» Task: Set out every line bearing the string "Bratislava".

» Stored data:
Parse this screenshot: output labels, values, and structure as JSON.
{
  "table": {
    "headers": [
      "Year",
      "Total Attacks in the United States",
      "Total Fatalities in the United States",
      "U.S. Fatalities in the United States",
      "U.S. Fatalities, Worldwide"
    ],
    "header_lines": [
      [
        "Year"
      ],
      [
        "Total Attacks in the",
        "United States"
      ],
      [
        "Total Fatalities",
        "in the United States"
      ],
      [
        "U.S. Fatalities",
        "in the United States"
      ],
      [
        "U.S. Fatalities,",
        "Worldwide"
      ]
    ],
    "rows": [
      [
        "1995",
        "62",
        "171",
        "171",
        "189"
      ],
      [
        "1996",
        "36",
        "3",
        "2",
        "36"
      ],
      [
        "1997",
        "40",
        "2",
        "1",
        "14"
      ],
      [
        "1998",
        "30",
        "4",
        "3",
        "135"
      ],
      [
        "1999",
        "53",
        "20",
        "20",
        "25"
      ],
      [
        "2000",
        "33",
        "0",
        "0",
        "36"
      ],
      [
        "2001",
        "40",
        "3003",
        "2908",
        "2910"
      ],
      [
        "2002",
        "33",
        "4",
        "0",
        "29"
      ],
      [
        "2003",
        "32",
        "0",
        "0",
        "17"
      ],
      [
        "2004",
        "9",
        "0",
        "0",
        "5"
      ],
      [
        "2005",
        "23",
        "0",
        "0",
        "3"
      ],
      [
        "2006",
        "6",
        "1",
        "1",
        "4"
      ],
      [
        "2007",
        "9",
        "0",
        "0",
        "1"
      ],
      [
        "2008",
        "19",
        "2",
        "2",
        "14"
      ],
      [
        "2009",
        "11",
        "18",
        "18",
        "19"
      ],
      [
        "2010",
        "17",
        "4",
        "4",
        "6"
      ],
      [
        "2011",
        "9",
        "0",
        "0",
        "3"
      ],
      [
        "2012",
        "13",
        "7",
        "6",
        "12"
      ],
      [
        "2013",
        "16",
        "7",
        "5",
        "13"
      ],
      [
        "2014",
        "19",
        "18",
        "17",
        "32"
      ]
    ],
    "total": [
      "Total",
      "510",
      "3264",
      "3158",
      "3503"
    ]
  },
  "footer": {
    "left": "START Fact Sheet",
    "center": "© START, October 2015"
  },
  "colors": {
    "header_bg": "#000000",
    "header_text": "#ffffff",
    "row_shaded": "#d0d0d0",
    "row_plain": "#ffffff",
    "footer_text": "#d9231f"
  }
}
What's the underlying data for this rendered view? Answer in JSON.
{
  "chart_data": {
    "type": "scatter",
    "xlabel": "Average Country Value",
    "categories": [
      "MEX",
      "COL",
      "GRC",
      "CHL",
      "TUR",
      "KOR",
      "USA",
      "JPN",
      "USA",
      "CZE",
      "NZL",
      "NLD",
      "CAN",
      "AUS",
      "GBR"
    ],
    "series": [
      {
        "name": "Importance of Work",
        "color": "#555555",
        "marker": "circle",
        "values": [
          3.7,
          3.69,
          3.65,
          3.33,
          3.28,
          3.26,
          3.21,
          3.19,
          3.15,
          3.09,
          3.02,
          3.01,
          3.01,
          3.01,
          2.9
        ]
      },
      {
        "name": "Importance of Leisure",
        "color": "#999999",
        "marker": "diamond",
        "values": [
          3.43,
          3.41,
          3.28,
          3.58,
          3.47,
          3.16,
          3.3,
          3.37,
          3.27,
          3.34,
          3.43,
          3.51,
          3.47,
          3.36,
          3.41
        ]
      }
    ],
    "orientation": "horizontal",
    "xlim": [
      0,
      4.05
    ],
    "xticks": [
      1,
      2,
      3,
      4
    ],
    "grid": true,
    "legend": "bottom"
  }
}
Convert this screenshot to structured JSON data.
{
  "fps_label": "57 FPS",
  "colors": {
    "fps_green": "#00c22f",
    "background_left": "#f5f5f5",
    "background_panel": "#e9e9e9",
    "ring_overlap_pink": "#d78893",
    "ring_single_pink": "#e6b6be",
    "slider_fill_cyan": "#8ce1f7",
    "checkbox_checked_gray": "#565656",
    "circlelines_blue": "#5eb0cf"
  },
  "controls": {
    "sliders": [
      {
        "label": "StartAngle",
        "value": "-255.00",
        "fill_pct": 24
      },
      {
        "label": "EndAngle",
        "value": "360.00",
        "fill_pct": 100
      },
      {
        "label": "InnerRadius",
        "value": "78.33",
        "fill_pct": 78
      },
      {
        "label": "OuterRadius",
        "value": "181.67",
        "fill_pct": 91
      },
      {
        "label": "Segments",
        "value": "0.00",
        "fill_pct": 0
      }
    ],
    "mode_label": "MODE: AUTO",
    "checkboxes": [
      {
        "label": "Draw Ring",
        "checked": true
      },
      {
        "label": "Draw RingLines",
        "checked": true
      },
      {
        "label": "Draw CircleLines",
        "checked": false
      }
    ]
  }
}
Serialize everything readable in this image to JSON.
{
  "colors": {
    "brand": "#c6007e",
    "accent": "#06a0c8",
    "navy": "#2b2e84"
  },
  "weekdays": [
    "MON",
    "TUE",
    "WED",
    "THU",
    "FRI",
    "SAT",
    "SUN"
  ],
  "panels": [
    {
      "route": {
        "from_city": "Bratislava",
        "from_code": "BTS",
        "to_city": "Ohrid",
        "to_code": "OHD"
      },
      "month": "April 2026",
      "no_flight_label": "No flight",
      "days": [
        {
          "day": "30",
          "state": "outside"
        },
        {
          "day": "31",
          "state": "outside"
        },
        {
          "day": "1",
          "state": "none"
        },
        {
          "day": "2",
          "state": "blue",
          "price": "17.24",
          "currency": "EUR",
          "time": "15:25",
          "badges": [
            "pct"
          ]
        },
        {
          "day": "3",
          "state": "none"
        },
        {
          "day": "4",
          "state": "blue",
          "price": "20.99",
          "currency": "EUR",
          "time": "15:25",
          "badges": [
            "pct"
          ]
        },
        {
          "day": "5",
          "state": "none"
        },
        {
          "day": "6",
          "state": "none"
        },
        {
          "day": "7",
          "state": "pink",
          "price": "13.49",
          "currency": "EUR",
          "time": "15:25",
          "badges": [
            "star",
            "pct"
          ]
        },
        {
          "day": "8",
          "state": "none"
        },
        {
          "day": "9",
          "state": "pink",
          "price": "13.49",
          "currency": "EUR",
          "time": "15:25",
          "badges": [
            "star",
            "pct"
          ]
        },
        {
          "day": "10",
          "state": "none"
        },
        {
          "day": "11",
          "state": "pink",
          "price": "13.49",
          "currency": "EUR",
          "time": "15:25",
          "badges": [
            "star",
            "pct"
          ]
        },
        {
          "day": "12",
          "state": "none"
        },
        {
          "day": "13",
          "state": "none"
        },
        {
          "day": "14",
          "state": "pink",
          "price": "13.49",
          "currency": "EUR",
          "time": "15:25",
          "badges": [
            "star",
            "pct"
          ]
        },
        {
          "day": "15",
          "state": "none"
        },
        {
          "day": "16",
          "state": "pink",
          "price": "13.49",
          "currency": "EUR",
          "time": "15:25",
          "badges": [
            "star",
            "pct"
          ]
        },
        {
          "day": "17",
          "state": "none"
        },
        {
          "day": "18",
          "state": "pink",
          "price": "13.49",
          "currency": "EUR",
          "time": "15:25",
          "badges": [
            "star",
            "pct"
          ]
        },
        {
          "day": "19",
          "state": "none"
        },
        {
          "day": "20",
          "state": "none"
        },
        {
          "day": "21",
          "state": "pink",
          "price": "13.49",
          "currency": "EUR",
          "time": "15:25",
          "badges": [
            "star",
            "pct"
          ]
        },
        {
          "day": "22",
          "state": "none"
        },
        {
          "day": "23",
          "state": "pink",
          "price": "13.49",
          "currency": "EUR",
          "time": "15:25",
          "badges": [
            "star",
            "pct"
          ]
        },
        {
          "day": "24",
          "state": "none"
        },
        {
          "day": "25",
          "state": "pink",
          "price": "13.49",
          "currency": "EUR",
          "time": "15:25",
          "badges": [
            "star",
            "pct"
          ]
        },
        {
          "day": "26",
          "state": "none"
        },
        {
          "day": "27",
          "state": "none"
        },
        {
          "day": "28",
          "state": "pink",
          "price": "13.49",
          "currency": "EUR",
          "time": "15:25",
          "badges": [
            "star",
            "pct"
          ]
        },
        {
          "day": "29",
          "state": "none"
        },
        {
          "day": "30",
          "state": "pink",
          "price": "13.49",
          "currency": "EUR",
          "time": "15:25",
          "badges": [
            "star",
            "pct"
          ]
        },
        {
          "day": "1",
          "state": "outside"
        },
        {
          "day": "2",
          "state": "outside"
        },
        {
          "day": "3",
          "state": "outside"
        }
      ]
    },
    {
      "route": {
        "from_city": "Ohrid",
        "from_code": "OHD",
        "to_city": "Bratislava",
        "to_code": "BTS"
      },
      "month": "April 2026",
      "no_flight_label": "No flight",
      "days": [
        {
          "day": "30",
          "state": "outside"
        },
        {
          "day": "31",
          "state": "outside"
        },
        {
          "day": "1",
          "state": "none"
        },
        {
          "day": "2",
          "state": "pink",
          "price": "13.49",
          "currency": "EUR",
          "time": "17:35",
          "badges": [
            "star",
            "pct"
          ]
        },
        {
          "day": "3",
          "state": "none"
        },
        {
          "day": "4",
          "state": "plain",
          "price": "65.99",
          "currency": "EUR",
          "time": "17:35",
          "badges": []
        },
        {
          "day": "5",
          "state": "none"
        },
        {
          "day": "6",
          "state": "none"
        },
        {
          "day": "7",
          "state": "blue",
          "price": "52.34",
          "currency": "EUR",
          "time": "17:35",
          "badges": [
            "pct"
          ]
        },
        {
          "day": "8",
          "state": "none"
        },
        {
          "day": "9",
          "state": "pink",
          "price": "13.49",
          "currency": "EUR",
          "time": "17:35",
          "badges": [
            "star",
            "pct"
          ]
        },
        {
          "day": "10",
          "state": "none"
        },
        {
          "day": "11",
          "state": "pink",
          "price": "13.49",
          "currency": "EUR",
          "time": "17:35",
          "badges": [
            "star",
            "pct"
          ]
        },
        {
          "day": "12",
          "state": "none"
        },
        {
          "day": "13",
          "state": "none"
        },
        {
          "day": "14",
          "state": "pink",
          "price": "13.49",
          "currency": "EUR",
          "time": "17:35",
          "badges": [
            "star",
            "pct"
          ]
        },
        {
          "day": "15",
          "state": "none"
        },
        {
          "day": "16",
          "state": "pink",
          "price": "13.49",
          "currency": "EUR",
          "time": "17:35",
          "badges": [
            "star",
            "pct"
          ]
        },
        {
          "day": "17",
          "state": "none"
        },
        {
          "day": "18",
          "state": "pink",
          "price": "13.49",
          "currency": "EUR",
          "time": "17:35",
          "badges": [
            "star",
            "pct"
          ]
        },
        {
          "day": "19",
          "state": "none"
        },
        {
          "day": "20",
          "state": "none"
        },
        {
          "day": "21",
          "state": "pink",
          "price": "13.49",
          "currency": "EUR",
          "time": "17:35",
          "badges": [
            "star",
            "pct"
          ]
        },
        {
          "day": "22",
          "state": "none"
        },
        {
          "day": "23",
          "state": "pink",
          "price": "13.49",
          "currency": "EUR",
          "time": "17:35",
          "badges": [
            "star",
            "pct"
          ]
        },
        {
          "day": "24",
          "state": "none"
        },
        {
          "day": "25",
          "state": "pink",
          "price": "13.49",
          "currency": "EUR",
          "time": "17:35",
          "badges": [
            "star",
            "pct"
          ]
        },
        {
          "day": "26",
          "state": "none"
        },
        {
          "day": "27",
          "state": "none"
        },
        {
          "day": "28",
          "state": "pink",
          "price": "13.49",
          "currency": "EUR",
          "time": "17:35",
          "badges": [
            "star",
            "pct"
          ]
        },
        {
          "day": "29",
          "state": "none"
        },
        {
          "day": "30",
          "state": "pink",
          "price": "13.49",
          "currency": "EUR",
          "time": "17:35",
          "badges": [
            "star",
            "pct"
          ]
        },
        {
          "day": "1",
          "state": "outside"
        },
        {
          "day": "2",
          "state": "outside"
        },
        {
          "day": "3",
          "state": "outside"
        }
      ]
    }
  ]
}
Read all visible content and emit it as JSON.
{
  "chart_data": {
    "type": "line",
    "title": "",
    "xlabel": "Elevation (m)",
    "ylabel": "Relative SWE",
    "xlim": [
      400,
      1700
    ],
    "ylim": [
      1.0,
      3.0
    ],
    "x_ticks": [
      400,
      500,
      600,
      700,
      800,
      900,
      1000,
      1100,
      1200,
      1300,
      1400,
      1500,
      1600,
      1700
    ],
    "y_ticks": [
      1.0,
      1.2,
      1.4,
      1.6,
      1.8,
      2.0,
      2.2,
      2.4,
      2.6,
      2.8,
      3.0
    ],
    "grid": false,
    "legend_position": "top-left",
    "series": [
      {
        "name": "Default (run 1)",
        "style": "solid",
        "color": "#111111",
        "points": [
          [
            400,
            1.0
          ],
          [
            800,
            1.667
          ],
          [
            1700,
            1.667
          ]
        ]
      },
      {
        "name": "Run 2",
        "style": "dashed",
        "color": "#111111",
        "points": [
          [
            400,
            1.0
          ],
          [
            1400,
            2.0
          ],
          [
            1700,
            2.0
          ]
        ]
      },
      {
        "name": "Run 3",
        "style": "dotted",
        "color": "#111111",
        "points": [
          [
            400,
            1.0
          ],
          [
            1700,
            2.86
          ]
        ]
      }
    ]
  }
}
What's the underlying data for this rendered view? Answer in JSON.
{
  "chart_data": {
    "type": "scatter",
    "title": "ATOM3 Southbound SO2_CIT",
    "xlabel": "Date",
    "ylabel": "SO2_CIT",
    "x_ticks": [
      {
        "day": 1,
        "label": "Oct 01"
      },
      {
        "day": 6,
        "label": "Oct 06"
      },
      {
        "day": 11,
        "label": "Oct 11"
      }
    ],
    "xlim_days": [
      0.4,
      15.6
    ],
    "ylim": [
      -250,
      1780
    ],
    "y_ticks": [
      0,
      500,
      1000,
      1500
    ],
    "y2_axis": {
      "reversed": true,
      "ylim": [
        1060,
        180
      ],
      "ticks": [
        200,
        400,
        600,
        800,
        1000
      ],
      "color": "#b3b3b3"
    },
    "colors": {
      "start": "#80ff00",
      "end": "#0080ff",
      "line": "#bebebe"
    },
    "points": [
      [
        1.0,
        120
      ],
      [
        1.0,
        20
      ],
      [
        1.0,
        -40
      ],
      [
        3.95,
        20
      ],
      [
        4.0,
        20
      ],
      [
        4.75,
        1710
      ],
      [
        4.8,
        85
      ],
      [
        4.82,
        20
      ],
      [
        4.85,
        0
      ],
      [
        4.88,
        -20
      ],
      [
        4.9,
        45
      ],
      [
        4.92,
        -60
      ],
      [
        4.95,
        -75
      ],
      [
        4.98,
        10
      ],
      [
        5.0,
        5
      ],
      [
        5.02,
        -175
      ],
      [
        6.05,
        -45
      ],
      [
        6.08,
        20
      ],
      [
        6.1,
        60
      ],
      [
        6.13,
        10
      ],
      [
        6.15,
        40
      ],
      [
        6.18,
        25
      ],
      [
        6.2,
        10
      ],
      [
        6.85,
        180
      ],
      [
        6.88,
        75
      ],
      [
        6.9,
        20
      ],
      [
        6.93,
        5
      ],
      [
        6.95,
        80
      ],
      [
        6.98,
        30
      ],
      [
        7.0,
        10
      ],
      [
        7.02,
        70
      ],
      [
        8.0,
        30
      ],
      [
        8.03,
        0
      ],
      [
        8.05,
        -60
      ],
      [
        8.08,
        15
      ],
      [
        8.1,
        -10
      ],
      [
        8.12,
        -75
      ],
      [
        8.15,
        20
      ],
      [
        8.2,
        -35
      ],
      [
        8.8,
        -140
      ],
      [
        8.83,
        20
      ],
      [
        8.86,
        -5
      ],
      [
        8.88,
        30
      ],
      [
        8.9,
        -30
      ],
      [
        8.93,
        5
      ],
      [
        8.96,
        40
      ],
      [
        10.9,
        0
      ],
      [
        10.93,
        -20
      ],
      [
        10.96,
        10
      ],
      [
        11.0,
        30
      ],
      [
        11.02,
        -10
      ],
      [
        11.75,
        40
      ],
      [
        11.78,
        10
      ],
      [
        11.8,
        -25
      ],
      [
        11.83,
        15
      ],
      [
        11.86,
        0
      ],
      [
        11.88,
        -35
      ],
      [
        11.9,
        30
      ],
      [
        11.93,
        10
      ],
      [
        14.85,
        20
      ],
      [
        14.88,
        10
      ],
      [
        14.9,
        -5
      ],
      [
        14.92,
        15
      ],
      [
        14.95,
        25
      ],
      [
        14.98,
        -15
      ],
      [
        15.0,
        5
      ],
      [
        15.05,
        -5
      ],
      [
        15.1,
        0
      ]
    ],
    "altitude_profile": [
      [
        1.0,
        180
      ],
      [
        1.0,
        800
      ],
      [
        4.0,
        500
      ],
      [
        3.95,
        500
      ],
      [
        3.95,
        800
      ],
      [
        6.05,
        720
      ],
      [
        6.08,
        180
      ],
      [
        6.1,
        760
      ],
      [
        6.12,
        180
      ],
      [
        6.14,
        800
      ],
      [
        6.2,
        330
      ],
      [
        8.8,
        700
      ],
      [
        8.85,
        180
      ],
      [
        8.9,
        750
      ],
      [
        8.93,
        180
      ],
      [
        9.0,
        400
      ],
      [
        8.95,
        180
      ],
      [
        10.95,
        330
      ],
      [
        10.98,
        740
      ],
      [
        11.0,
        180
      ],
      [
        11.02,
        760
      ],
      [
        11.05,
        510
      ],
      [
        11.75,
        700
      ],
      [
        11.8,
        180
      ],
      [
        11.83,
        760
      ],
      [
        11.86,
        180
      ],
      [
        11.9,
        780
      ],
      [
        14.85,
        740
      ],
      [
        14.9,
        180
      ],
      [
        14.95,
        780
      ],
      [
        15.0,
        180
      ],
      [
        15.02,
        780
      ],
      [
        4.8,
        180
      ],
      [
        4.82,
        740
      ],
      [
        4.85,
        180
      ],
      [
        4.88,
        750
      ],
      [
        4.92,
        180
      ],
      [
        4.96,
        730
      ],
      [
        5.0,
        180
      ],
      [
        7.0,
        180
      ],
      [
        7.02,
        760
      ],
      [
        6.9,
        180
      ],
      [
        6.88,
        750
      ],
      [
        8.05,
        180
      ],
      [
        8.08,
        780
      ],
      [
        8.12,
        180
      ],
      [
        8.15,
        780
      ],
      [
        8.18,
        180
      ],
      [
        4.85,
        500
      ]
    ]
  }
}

» Exercise solution:
        "from_city": "Bratislava",
        "to_city": "Bratislava",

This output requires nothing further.